Instruction: Repeat every record below exactly, leaving out the pictures.

(Stored entries)
==*==

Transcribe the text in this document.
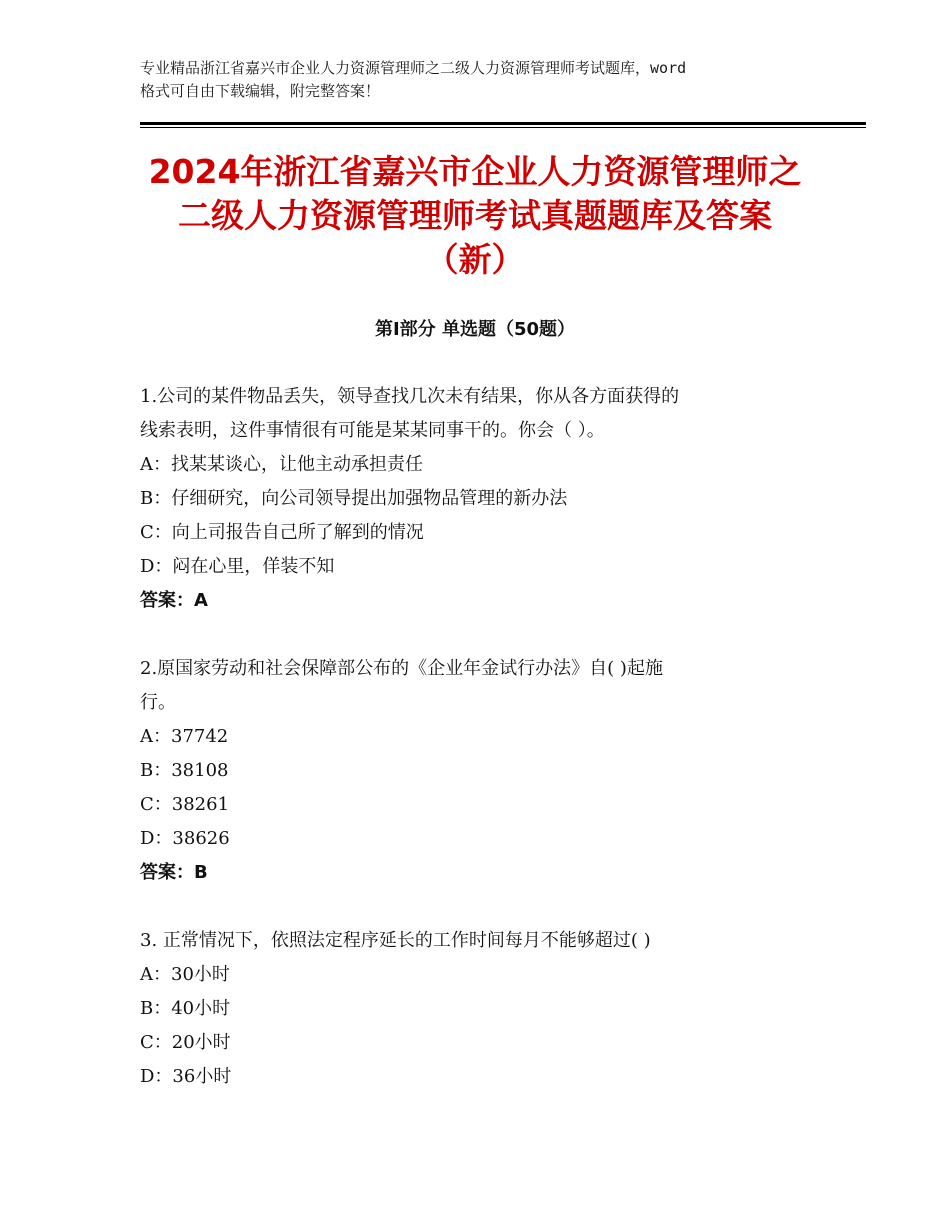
专业精品浙江省嘉兴市企业人力资源管理师之二级人力资源管理师考试题库，word
格式可自由下载编辑，附完整答案！
2024年浙江省嘉兴市企业人力资源管理师之
二级人力资源管理师考试真题题库及答案
（新）
第Ⅰ部分 单选题（50题）

1.公司的某件物品丢失，领导查找几次未有结果，你从各方面获得的

线索表明，这件事情很有可能是某某同事干的。你会（ ）。

A：找某某谈心，让他主动承担责任

B：仔细研究，向公司领导提出加强物品管理的新办法

C：向上司报告自己所了解到的情况

D：闷在心里，佯装不知

答案：A

2.原国家劳动和社会保障部公布的《企业年金试行办法》自( )起施

行。

A：37742

B：38108

C：38261

D：38626

答案：B

3. 正常情况下，依照法定程序延长的工作时间每月不能够超过( )

A：30小时

B：40小时

C：20小时

D：36小时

==*==

Written solution:
Transcribe the text in this document.
专业精品浙江省嘉兴市企业人力资源管理师之二级人力资源管理师考试题库，word
格式可自由下载编辑，附完整答案！
2024年浙江省嘉兴市企业人力资源管理师之
二级人力资源管理师考试真题题库及答案
（新）
第Ⅰ部分 单选题（50题）

1.公司的某件物品丢失，领导查找几次未有结果，你从各方面获得的

线索表明，这件事情很有可能是某某同事干的。你会（ ）。

A：找某某谈心，让他主动承担责任

B：仔细研究，向公司领导提出加强物品管理的新办法

C：向上司报告自己所了解到的情况

D：闷在心里，佯装不知

答案：A

2.原国家劳动和社会保障部公布的《企业年金试行办法》自( )起施

行。

A：37742

B：38108

C：38261

D：38626

答案：B

3. 正常情况下，依照法定程序延长的工作时间每月不能够超过( )

A：30小时

B：40小时

C：20小时

D：36小时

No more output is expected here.